▶ **TASK OBJECTIVE**
For the data below, report the number of lines that contain the string "residue" and nothing else.

Data records
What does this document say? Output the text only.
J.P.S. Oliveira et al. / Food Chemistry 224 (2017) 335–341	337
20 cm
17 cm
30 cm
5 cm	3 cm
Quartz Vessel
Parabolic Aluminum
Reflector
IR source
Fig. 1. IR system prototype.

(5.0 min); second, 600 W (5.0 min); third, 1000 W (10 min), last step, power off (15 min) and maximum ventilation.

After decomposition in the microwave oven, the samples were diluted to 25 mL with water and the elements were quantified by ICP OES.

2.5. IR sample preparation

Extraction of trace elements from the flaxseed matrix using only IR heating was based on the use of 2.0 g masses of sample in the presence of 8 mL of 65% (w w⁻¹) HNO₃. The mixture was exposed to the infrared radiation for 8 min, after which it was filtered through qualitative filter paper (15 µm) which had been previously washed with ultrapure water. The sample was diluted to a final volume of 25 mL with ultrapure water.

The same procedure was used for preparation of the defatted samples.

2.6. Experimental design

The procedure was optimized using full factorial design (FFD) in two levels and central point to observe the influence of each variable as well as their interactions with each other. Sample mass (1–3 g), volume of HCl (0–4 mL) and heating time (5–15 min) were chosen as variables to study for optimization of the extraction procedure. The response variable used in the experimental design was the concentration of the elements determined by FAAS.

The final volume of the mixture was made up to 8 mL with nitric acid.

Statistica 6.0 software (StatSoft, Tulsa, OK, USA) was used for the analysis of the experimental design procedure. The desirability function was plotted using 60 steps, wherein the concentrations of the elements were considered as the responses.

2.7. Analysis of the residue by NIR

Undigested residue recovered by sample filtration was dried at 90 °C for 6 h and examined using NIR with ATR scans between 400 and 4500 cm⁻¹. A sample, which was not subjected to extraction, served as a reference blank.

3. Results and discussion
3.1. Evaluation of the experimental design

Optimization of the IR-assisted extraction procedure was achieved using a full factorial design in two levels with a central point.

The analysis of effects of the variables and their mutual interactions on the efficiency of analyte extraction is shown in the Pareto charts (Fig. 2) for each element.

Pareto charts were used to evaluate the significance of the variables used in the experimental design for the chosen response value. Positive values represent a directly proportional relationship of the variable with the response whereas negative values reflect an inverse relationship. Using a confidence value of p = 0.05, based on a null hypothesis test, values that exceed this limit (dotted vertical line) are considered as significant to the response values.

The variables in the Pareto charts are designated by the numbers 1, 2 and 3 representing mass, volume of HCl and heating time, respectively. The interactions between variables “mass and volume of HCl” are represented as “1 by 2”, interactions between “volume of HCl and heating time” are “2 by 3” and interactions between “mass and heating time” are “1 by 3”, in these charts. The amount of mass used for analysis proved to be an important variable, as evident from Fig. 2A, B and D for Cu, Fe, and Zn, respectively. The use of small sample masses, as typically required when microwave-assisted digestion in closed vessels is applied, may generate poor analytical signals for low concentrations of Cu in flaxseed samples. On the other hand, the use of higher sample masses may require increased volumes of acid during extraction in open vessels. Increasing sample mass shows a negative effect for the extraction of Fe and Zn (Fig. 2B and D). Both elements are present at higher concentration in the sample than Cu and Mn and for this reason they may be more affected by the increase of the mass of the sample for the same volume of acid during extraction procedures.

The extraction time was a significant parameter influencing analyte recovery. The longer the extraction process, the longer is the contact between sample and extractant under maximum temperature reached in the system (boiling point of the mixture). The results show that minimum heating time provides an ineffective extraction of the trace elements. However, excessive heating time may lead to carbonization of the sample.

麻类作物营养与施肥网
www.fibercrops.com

▶ **RESULT FOR THIS EXERCISE**
2